- [Set task] Write the records out again, keeping each line exactly as it is.

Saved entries
________

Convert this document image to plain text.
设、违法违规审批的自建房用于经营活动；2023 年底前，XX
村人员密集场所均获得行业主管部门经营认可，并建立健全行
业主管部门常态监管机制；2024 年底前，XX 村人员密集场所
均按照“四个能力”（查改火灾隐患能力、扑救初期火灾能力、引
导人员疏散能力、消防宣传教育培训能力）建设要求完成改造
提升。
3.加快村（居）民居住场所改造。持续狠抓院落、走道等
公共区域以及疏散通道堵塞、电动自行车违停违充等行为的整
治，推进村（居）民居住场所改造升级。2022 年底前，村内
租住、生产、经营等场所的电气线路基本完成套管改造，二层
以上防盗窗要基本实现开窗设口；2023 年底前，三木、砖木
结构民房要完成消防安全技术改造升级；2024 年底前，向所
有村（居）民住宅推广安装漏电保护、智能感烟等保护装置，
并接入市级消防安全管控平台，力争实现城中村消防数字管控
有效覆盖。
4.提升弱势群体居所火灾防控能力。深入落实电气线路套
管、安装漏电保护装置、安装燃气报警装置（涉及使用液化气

________

- [Written response]
Convert this document image to plain text.
设、违法违规审批的自建房用于经营活动；2023 年底前，XX
村人员密集场所均获得行业主管部门经营认可，并建立健全行
业主管部门常态监管机制；2024 年底前，XX 村人员密集场所
均按照“四个能力”（查改火灾隐患能力、扑救初期火灾能力、引
导人员疏散能力、消防宣传教育培训能力）建设要求完成改造
提升。
3.加快村（居）民居住场所改造。持续狠抓院落、走道等
公共区域以及疏散通道堵塞、电动自行车违停违充等行为的整
治，推进村（居）民居住场所改造升级。2022 年底前，村内
租住、生产、经营等场所的电气线路基本完成套管改造，二层
以上防盗窗要基本实现开窗设口；2023 年底前，三木、砖木
结构民房要完成消防安全技术改造升级；2024 年底前，向所
有村（居）民住宅推广安装漏电保护、智能感烟等保护装置，
并接入市级消防安全管控平台，力争实现城中村消防数字管控
有效覆盖。
4.提升弱势群体居所火灾防控能力。深入落实电气线路套
管、安装漏电保护装置、安装燃气报警装置（涉及使用液化气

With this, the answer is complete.